_What is needed_. Every line of the material below must be repeated exactly.

------------------------

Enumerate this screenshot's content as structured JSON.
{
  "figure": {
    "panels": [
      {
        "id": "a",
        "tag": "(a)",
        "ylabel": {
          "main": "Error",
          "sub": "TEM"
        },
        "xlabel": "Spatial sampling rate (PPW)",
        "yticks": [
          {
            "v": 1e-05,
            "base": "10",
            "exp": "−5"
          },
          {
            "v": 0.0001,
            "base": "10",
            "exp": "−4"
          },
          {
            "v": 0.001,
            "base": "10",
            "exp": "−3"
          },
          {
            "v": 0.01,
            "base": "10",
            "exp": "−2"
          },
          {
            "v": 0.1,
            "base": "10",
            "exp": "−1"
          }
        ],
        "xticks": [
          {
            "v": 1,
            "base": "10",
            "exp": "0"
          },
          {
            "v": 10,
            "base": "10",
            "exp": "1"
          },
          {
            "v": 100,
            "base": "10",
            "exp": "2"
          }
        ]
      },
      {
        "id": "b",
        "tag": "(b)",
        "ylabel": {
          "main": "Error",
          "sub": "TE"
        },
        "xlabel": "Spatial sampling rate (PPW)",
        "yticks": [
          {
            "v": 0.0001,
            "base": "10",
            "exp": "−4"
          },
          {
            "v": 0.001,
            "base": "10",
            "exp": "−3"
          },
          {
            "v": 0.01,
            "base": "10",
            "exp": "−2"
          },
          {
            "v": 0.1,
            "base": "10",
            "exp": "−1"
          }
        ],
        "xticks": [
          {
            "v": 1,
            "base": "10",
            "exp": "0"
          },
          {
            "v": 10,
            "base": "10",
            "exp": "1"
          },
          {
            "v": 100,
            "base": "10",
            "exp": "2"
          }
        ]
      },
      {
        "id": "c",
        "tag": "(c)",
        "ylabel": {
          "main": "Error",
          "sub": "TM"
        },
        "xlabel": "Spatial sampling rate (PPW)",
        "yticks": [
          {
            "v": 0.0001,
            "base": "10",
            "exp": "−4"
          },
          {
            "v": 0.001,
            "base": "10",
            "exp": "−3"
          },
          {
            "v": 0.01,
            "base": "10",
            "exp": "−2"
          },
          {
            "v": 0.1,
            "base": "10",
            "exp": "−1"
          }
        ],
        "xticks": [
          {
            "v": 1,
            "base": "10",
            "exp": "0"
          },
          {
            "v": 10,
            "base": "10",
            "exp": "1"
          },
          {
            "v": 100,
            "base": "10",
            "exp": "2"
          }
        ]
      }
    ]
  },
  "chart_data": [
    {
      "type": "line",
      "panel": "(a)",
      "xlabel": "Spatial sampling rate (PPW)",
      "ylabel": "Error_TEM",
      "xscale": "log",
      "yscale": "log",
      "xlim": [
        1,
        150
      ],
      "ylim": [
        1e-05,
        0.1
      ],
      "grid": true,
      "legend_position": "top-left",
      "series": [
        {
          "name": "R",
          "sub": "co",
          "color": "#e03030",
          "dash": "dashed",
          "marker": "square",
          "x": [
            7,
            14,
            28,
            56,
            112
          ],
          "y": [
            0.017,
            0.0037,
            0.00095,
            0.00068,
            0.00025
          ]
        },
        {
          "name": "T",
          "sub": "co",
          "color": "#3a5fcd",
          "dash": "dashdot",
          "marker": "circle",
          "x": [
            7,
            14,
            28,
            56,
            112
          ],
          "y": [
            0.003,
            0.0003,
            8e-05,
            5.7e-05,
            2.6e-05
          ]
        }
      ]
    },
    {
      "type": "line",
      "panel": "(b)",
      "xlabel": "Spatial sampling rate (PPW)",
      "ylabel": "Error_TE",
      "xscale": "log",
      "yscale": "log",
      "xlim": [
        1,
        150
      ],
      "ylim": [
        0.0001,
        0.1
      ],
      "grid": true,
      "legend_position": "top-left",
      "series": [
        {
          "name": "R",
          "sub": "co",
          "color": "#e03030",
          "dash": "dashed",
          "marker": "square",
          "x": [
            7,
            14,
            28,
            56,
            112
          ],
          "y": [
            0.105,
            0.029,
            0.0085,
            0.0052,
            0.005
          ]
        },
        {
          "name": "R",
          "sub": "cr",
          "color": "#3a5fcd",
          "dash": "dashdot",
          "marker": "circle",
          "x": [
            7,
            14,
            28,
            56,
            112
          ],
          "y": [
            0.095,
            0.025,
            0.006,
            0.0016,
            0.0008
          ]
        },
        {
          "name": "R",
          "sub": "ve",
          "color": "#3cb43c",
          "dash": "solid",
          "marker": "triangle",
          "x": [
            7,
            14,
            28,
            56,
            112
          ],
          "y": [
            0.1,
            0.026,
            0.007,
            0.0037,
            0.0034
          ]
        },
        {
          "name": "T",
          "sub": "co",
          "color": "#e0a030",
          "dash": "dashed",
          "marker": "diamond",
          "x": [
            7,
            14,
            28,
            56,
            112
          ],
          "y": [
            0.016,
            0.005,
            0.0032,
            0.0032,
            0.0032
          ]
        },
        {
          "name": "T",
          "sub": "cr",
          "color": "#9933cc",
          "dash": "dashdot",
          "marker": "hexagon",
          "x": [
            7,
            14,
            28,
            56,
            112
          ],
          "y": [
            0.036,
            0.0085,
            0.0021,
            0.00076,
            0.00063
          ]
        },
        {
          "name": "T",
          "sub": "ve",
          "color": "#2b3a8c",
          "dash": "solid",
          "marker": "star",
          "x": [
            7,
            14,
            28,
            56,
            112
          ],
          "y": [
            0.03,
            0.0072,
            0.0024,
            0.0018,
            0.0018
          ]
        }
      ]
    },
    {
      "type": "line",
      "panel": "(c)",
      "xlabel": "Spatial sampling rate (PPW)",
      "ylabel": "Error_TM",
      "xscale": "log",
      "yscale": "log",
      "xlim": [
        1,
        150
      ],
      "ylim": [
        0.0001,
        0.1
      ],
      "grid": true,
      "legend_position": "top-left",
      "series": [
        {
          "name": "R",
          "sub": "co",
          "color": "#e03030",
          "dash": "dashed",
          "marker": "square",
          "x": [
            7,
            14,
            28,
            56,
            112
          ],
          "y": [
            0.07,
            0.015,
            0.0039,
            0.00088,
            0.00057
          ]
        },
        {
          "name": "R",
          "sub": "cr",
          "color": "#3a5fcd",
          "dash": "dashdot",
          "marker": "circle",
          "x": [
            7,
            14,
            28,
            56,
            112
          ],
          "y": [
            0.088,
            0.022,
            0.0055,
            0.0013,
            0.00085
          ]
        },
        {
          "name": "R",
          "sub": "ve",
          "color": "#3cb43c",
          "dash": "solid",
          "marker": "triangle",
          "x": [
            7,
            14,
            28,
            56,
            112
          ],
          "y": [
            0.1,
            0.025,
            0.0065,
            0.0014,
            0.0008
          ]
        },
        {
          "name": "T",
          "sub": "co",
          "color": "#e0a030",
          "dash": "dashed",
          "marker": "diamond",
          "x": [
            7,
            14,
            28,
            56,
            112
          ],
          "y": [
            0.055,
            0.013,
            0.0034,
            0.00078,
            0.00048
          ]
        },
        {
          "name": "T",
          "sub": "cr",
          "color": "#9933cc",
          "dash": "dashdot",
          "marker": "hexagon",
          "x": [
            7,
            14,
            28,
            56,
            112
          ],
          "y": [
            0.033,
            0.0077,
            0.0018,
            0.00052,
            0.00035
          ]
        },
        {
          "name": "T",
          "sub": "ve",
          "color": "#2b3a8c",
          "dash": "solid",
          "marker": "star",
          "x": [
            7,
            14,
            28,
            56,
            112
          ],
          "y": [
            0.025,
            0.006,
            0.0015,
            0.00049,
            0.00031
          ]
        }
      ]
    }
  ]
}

------------------------

_Problem solution_.
Enumerate this screenshot's content as structured JSON.
{
  "figure": {
    "panels": [
      {
        "id": "a",
        "tag": "(a)",
        "ylabel": {
          "main": "Error",
          "sub": "TEM"
        },
        "xlabel": "Spatial sampling rate (PPW)",
        "yticks": [
          {
            "v": 1e-05,
            "base": "10",
            "exp": "−5"
          },
          {
            "v": 0.0001,
            "base": "10",
            "exp": "−4"
          },
          {
            "v": 0.001,
            "base": "10",
            "exp": "−3"
          },
          {
            "v": 0.01,
            "base": "10",
            "exp": "−2"
          },
          {
            "v": 0.1,
            "base": "10",
            "exp": "−1"
          }
        ],
        "xticks": [
          {
            "v": 1,
            "base": "10",
            "exp": "0"
          },
          {
            "v": 10,
            "base": "10",
            "exp": "1"
          },
          {
            "v": 100,
            "base": "10",
            "exp": "2"
          }
        ]
      },
      {
        "id": "b",
        "tag": "(b)",
        "ylabel": {
          "main": "Error",
          "sub": "TE"
        },
        "xlabel": "Spatial sampling rate (PPW)",
        "yticks": [
          {
            "v": 0.0001,
            "base": "10",
            "exp": "−4"
          },
          {
            "v": 0.001,
            "base": "10",
            "exp": "−3"
          },
          {
            "v": 0.01,
            "base": "10",
            "exp": "−2"
          },
          {
            "v": 0.1,
            "base": "10",
            "exp": "−1"
          }
        ],
        "xticks": [
          {
            "v": 1,
            "base": "10",
            "exp": "0"
          },
          {
            "v": 10,
            "base": "10",
            "exp": "1"
          },
          {
            "v": 100,
            "base": "10",
            "exp": "2"
          }
        ]
      },
      {
        "id": "c",
        "tag": "(c)",
        "ylabel": {
          "main": "Error",
          "sub": "TM"
        },
        "xlabel": "Spatial sampling rate (PPW)",
        "yticks": [
          {
            "v": 0.0001,
            "base": "10",
            "exp": "−4"
          },
          {
            "v": 0.001,
            "base": "10",
            "exp": "−3"
          },
          {
            "v": 0.01,
            "base": "10",
            "exp": "−2"
          },
          {
            "v": 0.1,
            "base": "10",
            "exp": "−1"
          }
        ],
        "xticks": [
          {
            "v": 1,
            "base": "10",
            "exp": "0"
          },
          {
            "v": 10,
            "base": "10",
            "exp": "1"
          },
          {
            "v": 100,
            "base": "10",
            "exp": "2"
          }
        ]
      }
    ]
  },
  "chart_data": [
    {
      "type": "line",
      "panel": "(a)",
      "xlabel": "Spatial sampling rate (PPW)",
      "ylabel": "Error_TEM",
      "xscale": "log",
      "yscale": "log",
      "xlim": [
        1,
        150
      ],
      "ylim": [
        1e-05,
        0.1
      ],
      "grid": true,
      "legend_position": "top-left",
      "series": [
        {
          "name": "R",
          "sub": "co",
          "color": "#e03030",
          "dash": "dashed",
          "marker": "square",
          "x": [
            7,
            14,
            28,
            56,
            112
          ],
          "y": [
            0.017,
            0.0037,
            0.00095,
            0.00068,
            0.00025
          ]
        },
        {
          "name": "T",
          "sub": "co",
          "color": "#3a5fcd",
          "dash": "dashdot",
          "marker": "circle",
          "x": [
            7,
            14,
            28,
            56,
            112
          ],
          "y": [
            0.003,
            0.0003,
            8e-05,
            5.7e-05,
            2.6e-05
          ]
        }
      ]
    },
    {
      "type": "line",
      "panel": "(b)",
      "xlabel": "Spatial sampling rate (PPW)",
      "ylabel": "Error_TE",
      "xscale": "log",
      "yscale": "log",
      "xlim": [
        1,
        150
      ],
      "ylim": [
        0.0001,
        0.1
      ],
      "grid": true,
      "legend_position": "top-left",
      "series": [
        {
          "name": "R",
          "sub": "co",
          "color": "#e03030",
          "dash": "dashed",
          "marker": "square",
          "x": [
            7,
            14,
            28,
            56,
            112
          ],
          "y": [
            0.105,
            0.029,
            0.0085,
            0.0052,
            0.005
          ]
        },
        {
          "name": "R",
          "sub": "cr",
          "color": "#3a5fcd",
          "dash": "dashdot",
          "marker": "circle",
          "x": [
            7,
            14,
            28,
            56,
            112
          ],
          "y": [
            0.095,
            0.025,
            0.006,
            0.0016,
            0.0008
          ]
        },
        {
          "name": "R",
          "sub": "ve",
          "color": "#3cb43c",
          "dash": "solid",
          "marker": "triangle",
          "x": [
            7,
            14,
            28,
            56,
            112
          ],
          "y": [
            0.1,
            0.026,
            0.007,
            0.0037,
            0.0034
          ]
        },
        {
          "name": "T",
          "sub": "co",
          "color": "#e0a030",
          "dash": "dashed",
          "marker": "diamond",
          "x": [
            7,
            14,
            28,
            56,
            112
          ],
          "y": [
            0.016,
            0.005,
            0.0032,
            0.0032,
            0.0032
          ]
        },
        {
          "name": "T",
          "sub": "cr",
          "color": "#9933cc",
          "dash": "dashdot",
          "marker": "hexagon",
          "x": [
            7,
            14,
            28,
            56,
            112
          ],
          "y": [
            0.036,
            0.0085,
            0.0021,
            0.00076,
            0.00063
          ]
        },
        {
          "name": "T",
          "sub": "ve",
          "color": "#2b3a8c",
          "dash": "solid",
          "marker": "star",
          "x": [
            7,
            14,
            28,
            56,
            112
          ],
          "y": [
            0.03,
            0.0072,
            0.0024,
            0.0018,
            0.0018
          ]
        }
      ]
    },
    {
      "type": "line",
      "panel": "(c)",
      "xlabel": "Spatial sampling rate (PPW)",
      "ylabel": "Error_TM",
      "xscale": "log",
      "yscale": "log",
      "xlim": [
        1,
        150
      ],
      "ylim": [
        0.0001,
        0.1
      ],
      "grid": true,
      "legend_position": "top-left",
      "series": [
        {
          "name": "R",
          "sub": "co",
          "color": "#e03030",
          "dash": "dashed",
          "marker": "square",
          "x": [
            7,
            14,
            28,
            56,
            112
          ],
          "y": [
            0.07,
            0.015,
            0.0039,
            0.00088,
            0.00057
          ]
        },
        {
          "name": "R",
          "sub": "cr",
          "color": "#3a5fcd",
          "dash": "dashdot",
          "marker": "circle",
          "x": [
            7,
            14,
            28,
            56,
            112
          ],
          "y": [
            0.088,
            0.022,
            0.0055,
            0.0013,
            0.00085
          ]
        },
        {
          "name": "R",
          "sub": "ve",
          "color": "#3cb43c",
          "dash": "solid",
          "marker": "triangle",
          "x": [
            7,
            14,
            28,
            56,
            112
          ],
          "y": [
            0.1,
            0.025,
            0.0065,
            0.0014,
            0.0008
          ]
        },
        {
          "name": "T",
          "sub": "co",
          "color": "#e0a030",
          "dash": "dashed",
          "marker": "diamond",
          "x": [
            7,
            14,
            28,
            56,
            112
          ],
          "y": [
            0.055,
            0.013,
            0.0034,
            0.00078,
            0.00048
          ]
        },
        {
          "name": "T",
          "sub": "cr",
          "color": "#9933cc",
          "dash": "dashdot",
          "marker": "hexagon",
          "x": [
            7,
            14,
            28,
            56,
            112
          ],
          "y": [
            0.033,
            0.0077,
            0.0018,
            0.00052,
            0.00035
          ]
        },
        {
          "name": "T",
          "sub": "ve",
          "color": "#2b3a8c",
          "dash": "solid",
          "marker": "star",
          "x": [
            7,
            14,
            28,
            56,
            112
          ],
          "y": [
            0.025,
            0.006,
            0.0015,
            0.00049,
            0.00031
          ]
        }
      ]
    }
  ]
}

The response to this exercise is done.